**Exercise description:**
All lines containing the string "スパイロメトリーは正常" must be copied from the entries.

**Source material:**

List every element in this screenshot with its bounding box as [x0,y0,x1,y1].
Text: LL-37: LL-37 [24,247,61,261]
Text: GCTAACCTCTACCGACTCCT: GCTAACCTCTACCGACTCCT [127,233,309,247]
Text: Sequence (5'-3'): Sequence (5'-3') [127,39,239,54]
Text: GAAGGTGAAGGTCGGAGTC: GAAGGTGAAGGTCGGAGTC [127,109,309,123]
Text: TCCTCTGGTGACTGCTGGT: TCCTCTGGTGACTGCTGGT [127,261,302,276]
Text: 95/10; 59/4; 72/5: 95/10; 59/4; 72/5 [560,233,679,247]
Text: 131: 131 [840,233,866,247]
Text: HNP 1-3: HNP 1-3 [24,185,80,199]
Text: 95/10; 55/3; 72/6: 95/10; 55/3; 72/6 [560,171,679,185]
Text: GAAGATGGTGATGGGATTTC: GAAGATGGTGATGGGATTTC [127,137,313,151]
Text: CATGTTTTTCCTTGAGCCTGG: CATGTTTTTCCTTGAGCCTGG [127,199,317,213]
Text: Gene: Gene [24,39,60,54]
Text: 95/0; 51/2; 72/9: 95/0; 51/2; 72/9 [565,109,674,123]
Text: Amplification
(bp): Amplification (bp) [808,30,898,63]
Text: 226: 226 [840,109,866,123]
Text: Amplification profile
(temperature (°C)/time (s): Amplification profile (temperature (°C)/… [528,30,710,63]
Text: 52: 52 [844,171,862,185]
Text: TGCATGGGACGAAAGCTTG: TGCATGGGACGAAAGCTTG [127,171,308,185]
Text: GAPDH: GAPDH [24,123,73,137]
--
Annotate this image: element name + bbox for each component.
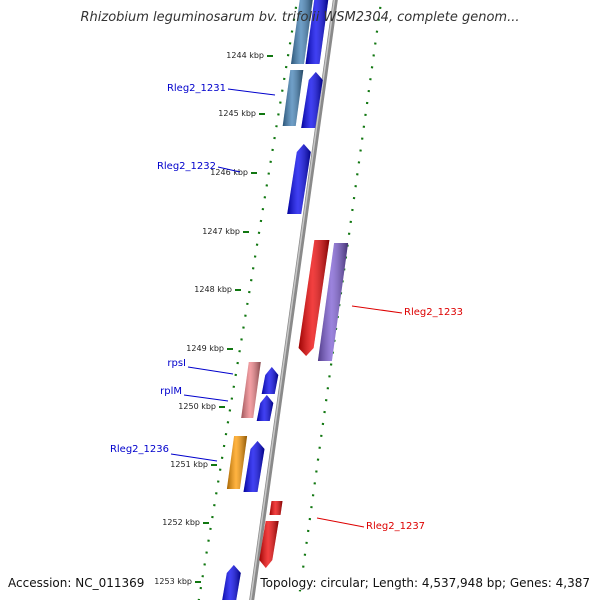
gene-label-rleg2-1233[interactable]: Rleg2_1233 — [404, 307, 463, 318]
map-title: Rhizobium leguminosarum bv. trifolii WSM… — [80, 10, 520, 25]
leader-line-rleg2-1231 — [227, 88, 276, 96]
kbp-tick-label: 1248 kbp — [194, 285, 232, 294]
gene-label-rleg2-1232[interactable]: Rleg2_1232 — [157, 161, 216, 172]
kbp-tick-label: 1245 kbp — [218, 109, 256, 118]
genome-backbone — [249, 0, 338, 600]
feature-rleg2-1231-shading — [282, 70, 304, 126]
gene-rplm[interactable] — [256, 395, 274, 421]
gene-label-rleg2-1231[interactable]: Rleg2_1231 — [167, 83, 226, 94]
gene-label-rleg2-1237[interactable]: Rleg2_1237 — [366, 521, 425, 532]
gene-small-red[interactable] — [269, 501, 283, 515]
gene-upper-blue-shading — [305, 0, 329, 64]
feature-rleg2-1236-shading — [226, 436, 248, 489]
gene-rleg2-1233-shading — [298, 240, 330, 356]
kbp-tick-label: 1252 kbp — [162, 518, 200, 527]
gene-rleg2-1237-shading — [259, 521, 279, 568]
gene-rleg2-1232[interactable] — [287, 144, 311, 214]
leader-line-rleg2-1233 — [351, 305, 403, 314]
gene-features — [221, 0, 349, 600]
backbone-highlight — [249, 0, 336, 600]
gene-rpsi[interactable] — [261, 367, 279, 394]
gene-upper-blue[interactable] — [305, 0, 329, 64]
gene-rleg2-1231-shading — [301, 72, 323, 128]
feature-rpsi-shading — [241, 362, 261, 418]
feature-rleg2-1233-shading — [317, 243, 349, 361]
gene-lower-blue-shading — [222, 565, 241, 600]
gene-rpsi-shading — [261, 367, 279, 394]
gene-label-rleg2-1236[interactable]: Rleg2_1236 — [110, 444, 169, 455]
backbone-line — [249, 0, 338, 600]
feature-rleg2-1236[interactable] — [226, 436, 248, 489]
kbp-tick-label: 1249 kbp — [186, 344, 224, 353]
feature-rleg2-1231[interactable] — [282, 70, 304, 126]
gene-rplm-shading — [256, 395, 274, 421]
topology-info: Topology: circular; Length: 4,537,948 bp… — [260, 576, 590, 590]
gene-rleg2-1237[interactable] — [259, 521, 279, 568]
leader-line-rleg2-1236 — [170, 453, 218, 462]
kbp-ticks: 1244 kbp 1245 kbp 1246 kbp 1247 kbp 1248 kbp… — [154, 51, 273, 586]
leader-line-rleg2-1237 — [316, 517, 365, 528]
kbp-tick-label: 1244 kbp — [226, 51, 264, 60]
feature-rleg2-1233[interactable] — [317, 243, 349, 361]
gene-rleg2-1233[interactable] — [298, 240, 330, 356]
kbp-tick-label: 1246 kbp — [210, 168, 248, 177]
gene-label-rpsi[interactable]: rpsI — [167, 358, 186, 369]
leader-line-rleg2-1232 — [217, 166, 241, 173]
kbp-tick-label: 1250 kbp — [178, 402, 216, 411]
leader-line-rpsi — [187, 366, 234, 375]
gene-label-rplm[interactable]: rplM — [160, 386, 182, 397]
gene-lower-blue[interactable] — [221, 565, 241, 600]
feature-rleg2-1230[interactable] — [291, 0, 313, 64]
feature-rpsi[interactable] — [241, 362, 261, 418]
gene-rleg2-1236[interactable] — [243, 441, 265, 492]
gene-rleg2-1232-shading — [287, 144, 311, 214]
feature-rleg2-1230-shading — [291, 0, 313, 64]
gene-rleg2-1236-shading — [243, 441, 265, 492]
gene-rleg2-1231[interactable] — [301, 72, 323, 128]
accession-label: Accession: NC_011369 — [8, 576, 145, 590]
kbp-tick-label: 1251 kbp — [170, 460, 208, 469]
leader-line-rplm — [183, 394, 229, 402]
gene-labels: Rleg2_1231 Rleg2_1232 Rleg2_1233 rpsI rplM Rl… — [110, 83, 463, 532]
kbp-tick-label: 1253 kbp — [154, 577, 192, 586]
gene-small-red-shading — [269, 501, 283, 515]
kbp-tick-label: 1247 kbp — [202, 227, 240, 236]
* * *
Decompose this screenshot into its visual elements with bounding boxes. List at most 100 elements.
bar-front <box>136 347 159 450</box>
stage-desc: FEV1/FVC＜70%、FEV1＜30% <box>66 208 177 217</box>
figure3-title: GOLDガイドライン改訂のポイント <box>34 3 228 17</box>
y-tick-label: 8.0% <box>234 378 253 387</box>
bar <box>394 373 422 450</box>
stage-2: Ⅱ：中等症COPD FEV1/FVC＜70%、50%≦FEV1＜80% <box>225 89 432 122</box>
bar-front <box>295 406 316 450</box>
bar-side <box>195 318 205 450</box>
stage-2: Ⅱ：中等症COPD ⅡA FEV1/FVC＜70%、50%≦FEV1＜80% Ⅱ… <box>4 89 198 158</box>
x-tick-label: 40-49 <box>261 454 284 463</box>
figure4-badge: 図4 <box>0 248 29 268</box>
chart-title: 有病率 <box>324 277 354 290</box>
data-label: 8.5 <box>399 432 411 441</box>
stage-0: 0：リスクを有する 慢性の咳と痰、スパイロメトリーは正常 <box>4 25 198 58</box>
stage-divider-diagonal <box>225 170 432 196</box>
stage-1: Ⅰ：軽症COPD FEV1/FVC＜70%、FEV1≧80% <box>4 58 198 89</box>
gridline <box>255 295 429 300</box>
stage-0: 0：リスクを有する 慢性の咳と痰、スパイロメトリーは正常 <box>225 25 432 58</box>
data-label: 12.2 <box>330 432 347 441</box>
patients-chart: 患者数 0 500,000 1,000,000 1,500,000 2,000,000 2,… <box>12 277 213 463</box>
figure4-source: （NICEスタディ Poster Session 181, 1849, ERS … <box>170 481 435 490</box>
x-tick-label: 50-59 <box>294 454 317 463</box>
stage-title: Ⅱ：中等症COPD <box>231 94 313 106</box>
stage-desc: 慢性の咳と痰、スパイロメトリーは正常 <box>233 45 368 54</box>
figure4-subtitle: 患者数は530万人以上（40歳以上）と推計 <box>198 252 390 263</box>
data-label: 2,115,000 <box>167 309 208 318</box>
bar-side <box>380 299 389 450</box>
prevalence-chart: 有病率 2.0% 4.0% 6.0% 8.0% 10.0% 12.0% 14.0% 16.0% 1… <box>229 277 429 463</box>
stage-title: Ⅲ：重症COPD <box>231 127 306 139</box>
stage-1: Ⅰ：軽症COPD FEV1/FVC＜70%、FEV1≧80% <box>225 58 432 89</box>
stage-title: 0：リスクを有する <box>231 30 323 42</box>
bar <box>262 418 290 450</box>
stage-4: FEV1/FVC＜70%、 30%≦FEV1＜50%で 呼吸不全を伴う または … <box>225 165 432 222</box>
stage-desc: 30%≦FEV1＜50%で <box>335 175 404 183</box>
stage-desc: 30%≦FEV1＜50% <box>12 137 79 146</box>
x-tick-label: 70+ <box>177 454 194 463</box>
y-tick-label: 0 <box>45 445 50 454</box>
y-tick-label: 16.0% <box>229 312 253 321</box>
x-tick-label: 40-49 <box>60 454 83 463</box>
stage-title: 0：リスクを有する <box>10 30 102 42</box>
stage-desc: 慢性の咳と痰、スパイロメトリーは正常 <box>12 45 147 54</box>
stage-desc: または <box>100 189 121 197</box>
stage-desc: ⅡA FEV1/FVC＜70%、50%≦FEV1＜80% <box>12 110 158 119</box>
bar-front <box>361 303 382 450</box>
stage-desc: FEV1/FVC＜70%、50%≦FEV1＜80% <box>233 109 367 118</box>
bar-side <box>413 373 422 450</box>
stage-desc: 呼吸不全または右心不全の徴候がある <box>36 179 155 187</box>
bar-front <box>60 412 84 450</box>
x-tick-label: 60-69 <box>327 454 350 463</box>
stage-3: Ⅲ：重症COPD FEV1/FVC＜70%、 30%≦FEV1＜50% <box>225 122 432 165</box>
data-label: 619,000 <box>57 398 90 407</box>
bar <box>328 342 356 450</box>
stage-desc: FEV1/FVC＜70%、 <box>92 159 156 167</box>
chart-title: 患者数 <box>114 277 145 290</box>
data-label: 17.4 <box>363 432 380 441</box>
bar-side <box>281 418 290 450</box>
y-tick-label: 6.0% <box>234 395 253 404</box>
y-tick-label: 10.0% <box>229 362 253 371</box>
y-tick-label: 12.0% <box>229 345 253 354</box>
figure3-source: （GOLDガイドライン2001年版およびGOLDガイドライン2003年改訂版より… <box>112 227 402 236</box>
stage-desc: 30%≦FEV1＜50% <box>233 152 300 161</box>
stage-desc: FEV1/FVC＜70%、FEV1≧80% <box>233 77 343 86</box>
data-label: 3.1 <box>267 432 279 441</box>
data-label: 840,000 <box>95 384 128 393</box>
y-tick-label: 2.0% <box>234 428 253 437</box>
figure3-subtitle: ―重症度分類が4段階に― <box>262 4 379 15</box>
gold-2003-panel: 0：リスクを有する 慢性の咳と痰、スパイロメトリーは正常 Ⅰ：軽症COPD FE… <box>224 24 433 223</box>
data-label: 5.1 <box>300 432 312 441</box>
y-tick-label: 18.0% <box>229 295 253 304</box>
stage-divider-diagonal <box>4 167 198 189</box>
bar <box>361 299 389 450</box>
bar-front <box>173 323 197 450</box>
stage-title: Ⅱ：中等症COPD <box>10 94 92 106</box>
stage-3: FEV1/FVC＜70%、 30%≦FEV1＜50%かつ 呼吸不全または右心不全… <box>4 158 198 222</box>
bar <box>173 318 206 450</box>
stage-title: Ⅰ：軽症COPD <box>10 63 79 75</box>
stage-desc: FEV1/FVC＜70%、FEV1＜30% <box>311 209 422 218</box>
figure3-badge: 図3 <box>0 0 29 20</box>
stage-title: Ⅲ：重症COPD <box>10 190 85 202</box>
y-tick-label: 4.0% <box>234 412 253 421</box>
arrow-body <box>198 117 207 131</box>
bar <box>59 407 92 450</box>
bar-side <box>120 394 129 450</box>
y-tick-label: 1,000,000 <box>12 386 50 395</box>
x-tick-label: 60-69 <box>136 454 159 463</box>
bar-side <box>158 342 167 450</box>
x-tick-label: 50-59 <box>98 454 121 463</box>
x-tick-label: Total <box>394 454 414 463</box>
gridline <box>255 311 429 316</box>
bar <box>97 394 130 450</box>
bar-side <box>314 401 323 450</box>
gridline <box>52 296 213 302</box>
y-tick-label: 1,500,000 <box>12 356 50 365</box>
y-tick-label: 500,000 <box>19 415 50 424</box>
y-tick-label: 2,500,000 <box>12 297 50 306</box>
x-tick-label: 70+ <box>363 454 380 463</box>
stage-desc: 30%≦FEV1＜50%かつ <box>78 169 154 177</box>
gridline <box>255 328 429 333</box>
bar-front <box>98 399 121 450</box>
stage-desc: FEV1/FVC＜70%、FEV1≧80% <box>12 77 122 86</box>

**Exercise solution:**
stage-0: 0：リスクを有する 慢性の咳と痰、スパイロメトリーは正常 <box>4 25 198 58</box>
stage-0: 0：リスクを有する 慢性の咳と痰、スパイロメトリーは正常 <box>225 25 432 58</box>
stage-desc: 慢性の咳と痰、スパイロメトリーは正常 <box>233 45 368 54</box>
stage-desc: 慢性の咳と痰、スパイロメトリーは正常 <box>12 45 147 54</box>
gold-2003-panel: 0：リスクを有する 慢性の咳と痰、スパイロメトリーは正常 Ⅰ：軽症COPD FE… <box>224 24 433 223</box>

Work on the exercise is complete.